- **OBJECTIVE**: Return the material word for word. Do not include pictures.

..............................

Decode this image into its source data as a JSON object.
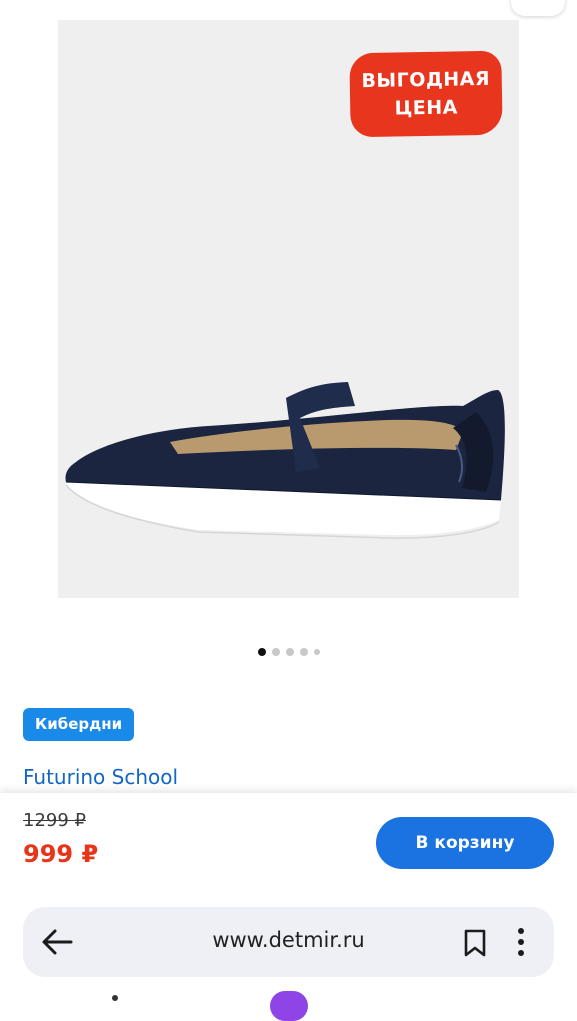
{
  "product": {
    "promo_badge_line1": "ВЫГОДНАЯ",
    "promo_badge_line2": "ЦЕНА",
    "gallery_total": 5,
    "gallery_active": 1,
    "promo_tag": "Кибердни",
    "brand": "Futurino School",
    "old_price": "1299 ₽",
    "price": "999 ₽",
    "add_to_cart_label": "В корзину"
  },
  "browser": {
    "url": "www.detmir.ru"
  },
  "icons": {
    "back": "back-arrow-icon",
    "bookmark": "bookmark-icon",
    "menu": "more-vert-icon"
  },
  "colors": {
    "accent_blue": "#1a73e0",
    "promo_tag_blue": "#1a8ae8",
    "price_red": "#e83418",
    "badge_red": "#e8361e",
    "link_blue": "#1266c4"
  }
}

..............................

- **SOLUTION FOR THIS PROBLEM**:
Decode this image into its source data as a JSON object.
{
  "product": {
    "promo_badge_line1": "ВЫГОДНАЯ",
    "promo_badge_line2": "ЦЕНА",
    "gallery_total": 5,
    "gallery_active": 1,
    "promo_tag": "Кибердни",
    "brand": "Futurino School",
    "old_price": "1299 ₽",
    "price": "999 ₽",
    "add_to_cart_label": "В корзину"
  },
  "browser": {
    "url": "www.detmir.ru"
  },
  "icons": {
    "back": "back-arrow-icon",
    "bookmark": "bookmark-icon",
    "menu": "more-vert-icon"
  },
  "colors": {
    "accent_blue": "#1a73e0",
    "promo_tag_blue": "#1a8ae8",
    "price_red": "#e83418",
    "badge_red": "#e8361e",
    "link_blue": "#1266c4"
  }
}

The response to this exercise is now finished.